Find the lines holding the string "made" in the data, then copy all of them.

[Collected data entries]
++++

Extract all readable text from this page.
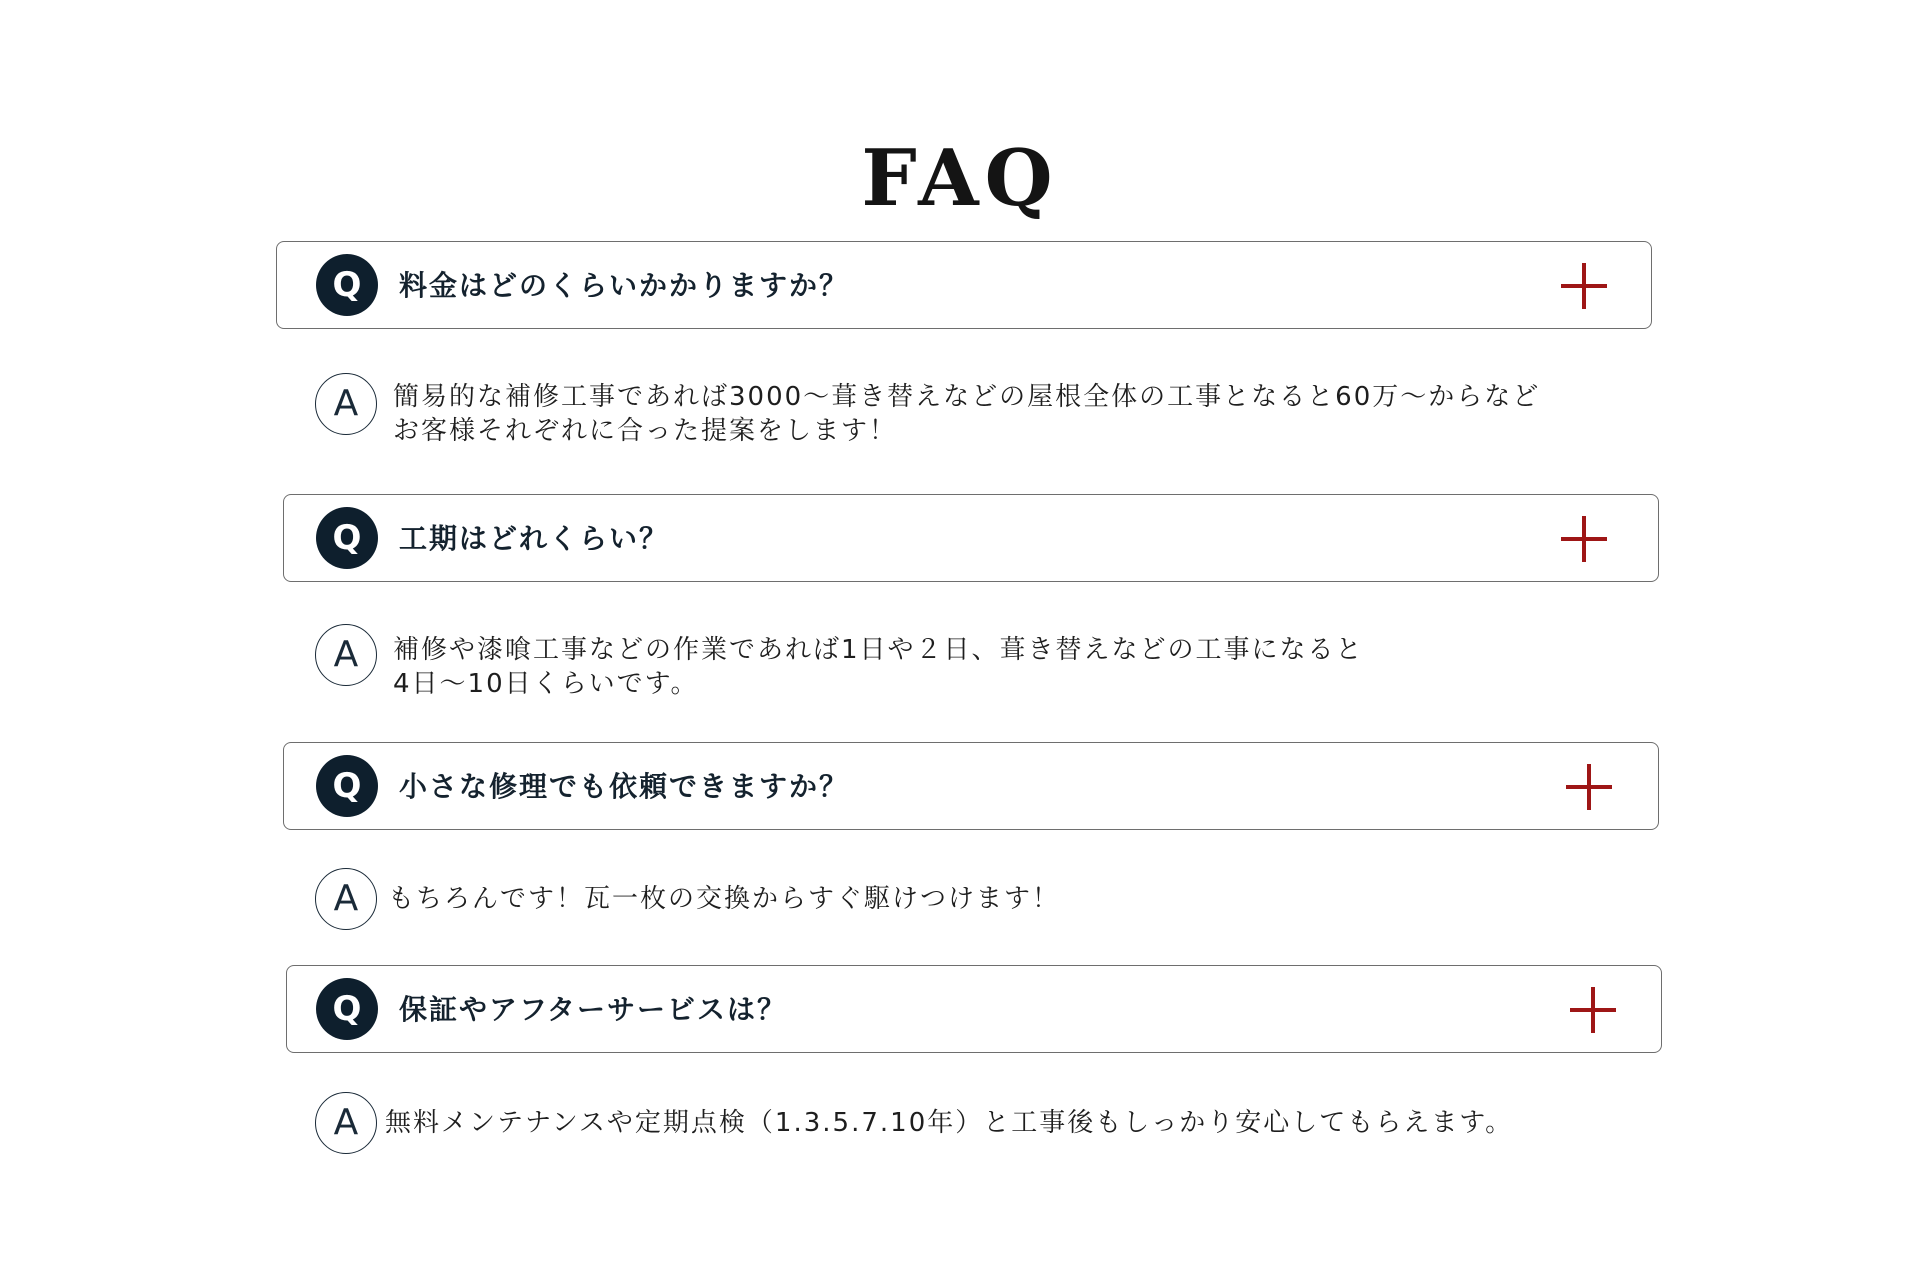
FAQ
Q	料金はどのくらいかかりますか？
A	簡易的な補修工事であれば3000～葺き替えなどの屋根全体の工事となると60万～からなど
お客様それぞれに合った提案をします！
Q	工期はどれくらい？
A	補修や漆喰工事などの作業であれば1日や２日、葺き替えなどの工事になると
4日～10日くらいです。
Q	小さな修理でも依頼できますか？
A	もちろんです！瓦一枚の交換からすぐ駆けつけます！
Q	保証やアフターサービスは？
A	無料メンテナンスや定期点検（1.3.5.7.10年）と工事後もしっかり安心してもらえます。
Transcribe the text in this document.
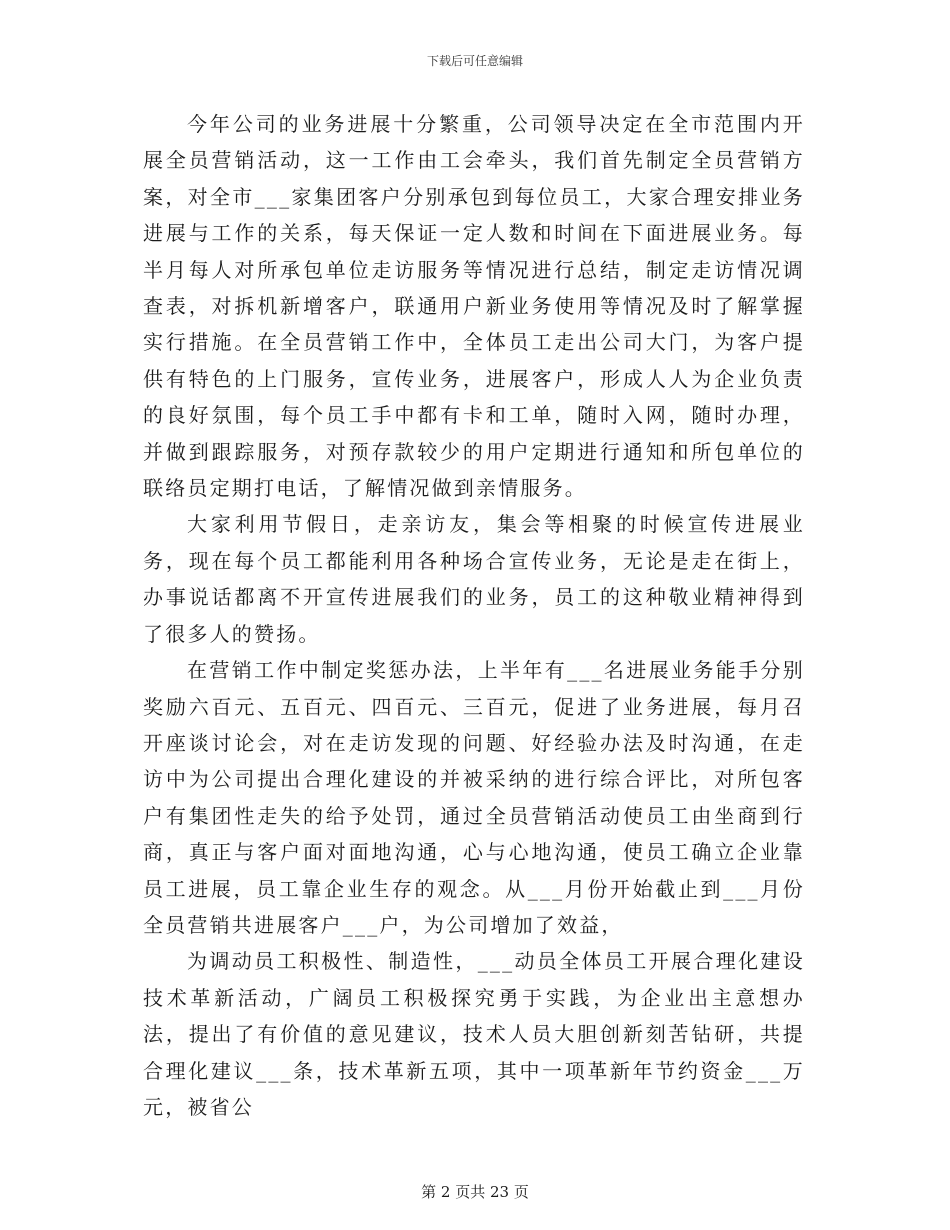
下载后可任意编辑

今年公司的业务进展十分繁重，公司领导决定在全市范围内开展全员营销活动，这一工作由工会牵头，我们首先制定全员营销方案，对全市___家集团客户分别承包到每位员工，大家合理安排业务进展与工作的关系，每天保证一定人数和时间在下面进展业务。每半月每人对所承包单位走访服务等情况进行总结，制定走访情况调查表，对拆机新增客户，联通用户新业务使用等情况及时了解掌握实行措施。在全员营销工作中，全体员工走出公司大门，为客户提供有特色的上门服务，宣传业务，进展客户，形成人人为企业负责的良好氛围，每个员工手中都有卡和工单，随时入网，随时办理，并做到跟踪服务，对预存款较少的用户定期进行通知和所包单位的联络员定期打电话，了解情况做到亲情服务。

大家利用节假日，走亲访友，集会等相聚的时候宣传进展业务，现在每个员工都能利用各种场合宣传业务，无论是走在街上，办事说话都离不开宣传进展我们的业务，员工的这种敬业精神得到了很多人的赞扬。

在营销工作中制定奖惩办法，上半年有___名进展业务能手分别奖励六百元、五百元、四百元、三百元，促进了业务进展，每月召开座谈讨论会，对在走访发现的问题、好经验办法及时沟通，在走访中为公司提出合理化建设的并被采纳的进行综合评比，对所包客户有集团性走失的给予处罚，通过全员营销活动使员工由坐商到行商，真正与客户面对面地沟通，心与心地沟通，使员工确立企业靠员工进展，员工靠企业生存的观念。从___月份开始截止到___月份全员营销共进展客户___户，为公司增加了效益，

为调动员工积极性、制造性，___动员全体员工开展合理化建设技术革新活动，广阔员工积极探究勇于实践，为企业出主意想办法，提出了有价值的意见建议，技术人员大胆创新刻苦钻研，共提合理化建议___条，技术革新五项，其中一项革新年节约资金___万元，被省公

第 2 页共 23 页
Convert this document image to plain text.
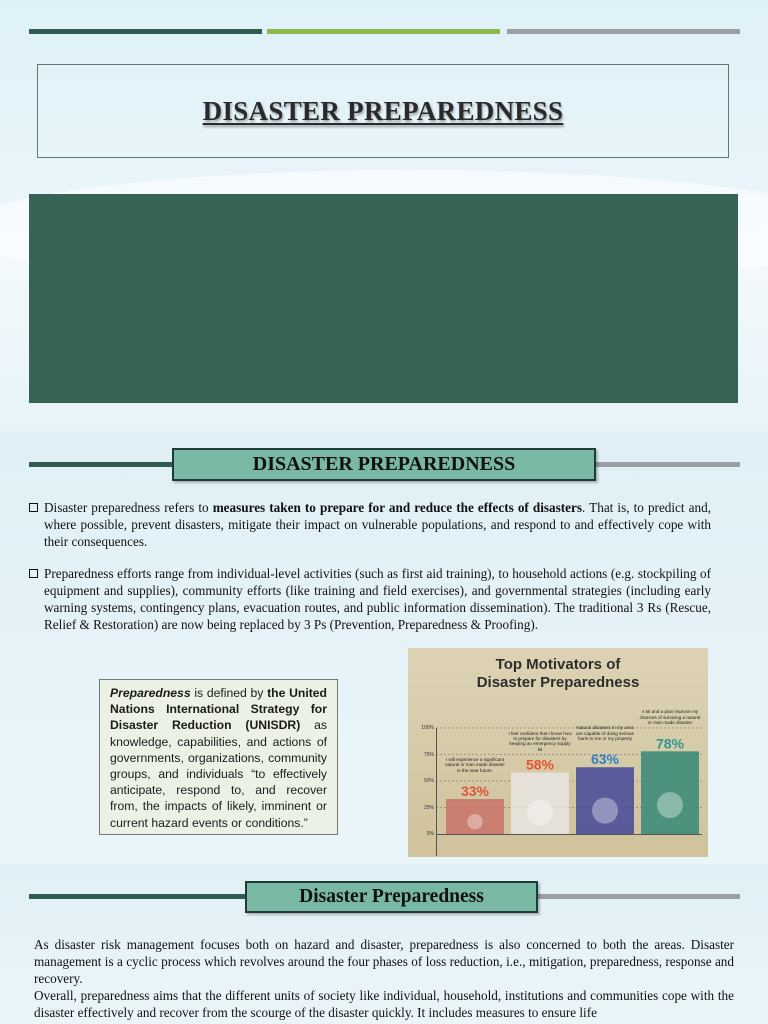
DISASTER PREPAREDNESS
DISASTER PREPAREDNESS
Disaster preparedness refers to measures taken to prepare for and reduce the effects of disasters. That is, to predict and, where possible, prevent disasters, mitigate their impact on vulnerable populations, and respond to and effectively cope with their consequences.
Preparedness efforts range from individual-level activities (such as first aid training), to household actions (e.g. stockpiling of equipment and supplies), community efforts (like training and field exercises), and governmental strategies (including early warning systems, contingency plans, evacuation routes, and public information dissemination). The traditional 3 Rs (Rescue, Relief & Restoration) are now being replaced by 3 Ps (Prevention, Preparedness & Proofing).
Preparedness is defined by the United Nations International Strategy for Disaster Reduction (UNISDR) as knowledge, capabilities, and actions of governments, organizations, community groups, and individuals “to effectively anticipate, respond to, and recover from, the impacts of likely, imminent or current hazard events or conditions.”
Top Motivators of
Disaster Preparedness
100%
75%
50%
25%
0%
33%
58%	63%
78%
I will experience a significant natural or man made disaster in the near future.
I feel confident that I know how to prepare for disasters by keeping an emergency supply kit
Natural disasters in my area are capable of doing serious harm to me or my property
A kit and a plan improve my chances of surviving a natural or man made disaster
Disaster Preparedness
As disaster risk management focuses both on hazard and disaster, preparedness is also concerned to both the areas. Disaster management is a cyclic process which revolves around the four phases of loss reduction, i.e., mitigation, preparedness, response and recovery.
Overall, preparedness aims that the different units of society like individual, household, institutions and communities cope with the disaster effectively and recover from the scourge of the disaster quickly. It includes measures to ensure life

++++

- Exercise result
I will experience a significant natural or man made disaster in the near future.
A kit and a plan improve my chances of surviving a natural or man made disaster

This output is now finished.